Task requirements:
Extract, from the listing that follows, each line containing the word "DRAM".

BEGIN Data section

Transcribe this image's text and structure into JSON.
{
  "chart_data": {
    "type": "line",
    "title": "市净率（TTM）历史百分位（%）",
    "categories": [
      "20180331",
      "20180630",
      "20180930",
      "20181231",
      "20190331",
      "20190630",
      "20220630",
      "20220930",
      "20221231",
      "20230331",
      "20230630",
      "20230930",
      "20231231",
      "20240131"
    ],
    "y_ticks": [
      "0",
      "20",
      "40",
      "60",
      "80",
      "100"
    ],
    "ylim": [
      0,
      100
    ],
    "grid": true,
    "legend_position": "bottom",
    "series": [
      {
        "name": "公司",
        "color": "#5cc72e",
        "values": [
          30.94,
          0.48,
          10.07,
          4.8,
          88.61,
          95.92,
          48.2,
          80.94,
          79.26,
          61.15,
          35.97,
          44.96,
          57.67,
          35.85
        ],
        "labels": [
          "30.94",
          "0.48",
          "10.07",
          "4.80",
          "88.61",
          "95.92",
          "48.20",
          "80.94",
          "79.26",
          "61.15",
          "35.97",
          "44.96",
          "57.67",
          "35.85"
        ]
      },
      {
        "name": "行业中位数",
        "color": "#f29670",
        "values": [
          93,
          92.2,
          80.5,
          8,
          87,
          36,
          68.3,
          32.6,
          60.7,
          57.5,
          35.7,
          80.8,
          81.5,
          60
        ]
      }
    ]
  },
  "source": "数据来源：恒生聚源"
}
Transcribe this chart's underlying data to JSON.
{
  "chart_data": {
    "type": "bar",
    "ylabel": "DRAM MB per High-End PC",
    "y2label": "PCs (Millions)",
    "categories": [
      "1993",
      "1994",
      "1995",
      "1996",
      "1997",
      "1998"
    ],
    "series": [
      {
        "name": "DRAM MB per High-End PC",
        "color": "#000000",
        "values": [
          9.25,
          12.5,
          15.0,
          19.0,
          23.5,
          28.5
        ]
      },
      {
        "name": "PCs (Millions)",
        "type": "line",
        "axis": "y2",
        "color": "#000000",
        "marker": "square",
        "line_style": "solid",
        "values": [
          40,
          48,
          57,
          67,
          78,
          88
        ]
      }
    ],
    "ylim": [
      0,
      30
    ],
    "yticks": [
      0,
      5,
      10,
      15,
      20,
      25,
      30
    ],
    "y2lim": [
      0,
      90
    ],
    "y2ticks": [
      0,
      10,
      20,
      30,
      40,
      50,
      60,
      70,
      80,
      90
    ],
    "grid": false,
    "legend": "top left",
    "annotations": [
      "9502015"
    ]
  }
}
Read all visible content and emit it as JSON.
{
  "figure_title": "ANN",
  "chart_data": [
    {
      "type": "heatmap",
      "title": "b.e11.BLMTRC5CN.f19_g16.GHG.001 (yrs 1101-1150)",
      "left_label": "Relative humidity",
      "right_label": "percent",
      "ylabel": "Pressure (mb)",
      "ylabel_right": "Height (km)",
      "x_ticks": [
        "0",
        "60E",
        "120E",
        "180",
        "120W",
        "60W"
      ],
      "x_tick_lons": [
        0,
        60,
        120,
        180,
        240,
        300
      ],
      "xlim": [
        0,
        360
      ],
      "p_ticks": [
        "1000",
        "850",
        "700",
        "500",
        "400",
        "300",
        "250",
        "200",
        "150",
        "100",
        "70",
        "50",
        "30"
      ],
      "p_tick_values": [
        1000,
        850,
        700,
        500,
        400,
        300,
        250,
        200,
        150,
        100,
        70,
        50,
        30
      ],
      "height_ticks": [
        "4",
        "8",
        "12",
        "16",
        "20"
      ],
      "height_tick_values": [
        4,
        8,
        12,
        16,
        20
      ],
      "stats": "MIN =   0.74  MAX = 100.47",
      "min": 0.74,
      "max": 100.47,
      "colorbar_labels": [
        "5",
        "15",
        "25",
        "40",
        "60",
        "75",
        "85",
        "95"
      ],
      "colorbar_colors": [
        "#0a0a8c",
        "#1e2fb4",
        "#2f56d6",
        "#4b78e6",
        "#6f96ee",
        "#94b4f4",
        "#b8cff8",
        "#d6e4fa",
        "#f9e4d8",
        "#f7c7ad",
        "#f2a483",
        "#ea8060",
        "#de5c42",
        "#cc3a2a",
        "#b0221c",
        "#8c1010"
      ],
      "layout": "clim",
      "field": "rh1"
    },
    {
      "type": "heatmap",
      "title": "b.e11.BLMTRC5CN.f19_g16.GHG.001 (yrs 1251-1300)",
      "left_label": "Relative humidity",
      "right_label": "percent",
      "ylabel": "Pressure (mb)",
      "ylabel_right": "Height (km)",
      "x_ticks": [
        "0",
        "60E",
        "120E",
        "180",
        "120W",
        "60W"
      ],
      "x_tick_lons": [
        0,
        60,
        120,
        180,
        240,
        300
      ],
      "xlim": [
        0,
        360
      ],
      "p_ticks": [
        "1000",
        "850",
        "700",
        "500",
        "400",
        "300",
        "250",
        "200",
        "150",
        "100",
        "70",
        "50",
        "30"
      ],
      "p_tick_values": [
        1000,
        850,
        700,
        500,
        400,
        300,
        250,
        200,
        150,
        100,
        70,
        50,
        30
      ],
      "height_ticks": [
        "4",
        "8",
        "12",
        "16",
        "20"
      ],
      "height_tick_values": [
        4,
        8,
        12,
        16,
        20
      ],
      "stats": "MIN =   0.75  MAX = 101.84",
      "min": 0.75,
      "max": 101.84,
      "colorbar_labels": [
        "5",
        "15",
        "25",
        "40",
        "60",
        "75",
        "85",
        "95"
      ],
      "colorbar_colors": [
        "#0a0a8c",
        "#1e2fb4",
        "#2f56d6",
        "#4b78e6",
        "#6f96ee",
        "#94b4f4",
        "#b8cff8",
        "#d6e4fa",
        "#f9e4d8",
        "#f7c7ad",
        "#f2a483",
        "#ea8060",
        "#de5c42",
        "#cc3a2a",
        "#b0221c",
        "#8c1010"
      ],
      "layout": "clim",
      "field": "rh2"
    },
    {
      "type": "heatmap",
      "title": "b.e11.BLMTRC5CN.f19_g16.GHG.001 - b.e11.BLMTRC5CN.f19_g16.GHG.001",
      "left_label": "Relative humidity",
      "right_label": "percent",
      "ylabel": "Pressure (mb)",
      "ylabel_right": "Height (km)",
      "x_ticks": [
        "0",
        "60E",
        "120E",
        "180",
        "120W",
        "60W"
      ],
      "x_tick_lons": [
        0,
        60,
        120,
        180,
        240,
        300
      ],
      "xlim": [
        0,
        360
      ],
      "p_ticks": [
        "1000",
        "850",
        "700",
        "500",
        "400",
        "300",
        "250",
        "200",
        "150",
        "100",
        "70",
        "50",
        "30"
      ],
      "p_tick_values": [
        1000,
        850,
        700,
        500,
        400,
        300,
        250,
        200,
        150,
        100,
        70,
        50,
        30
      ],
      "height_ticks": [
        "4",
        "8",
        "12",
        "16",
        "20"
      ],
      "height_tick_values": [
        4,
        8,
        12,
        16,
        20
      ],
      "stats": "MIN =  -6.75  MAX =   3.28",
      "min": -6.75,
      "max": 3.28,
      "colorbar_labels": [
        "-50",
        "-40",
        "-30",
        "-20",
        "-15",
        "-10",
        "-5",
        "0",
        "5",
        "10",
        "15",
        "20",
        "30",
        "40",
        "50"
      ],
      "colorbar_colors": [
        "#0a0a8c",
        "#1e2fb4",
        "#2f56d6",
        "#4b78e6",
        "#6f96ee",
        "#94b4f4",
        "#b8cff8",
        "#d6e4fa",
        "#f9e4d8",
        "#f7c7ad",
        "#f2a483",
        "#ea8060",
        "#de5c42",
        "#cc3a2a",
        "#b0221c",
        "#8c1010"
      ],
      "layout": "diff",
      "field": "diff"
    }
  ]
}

END Data section

Solution to this problem:
    "ylabel": "DRAM MB per High-End PC",
        "name": "DRAM MB per High-End PC",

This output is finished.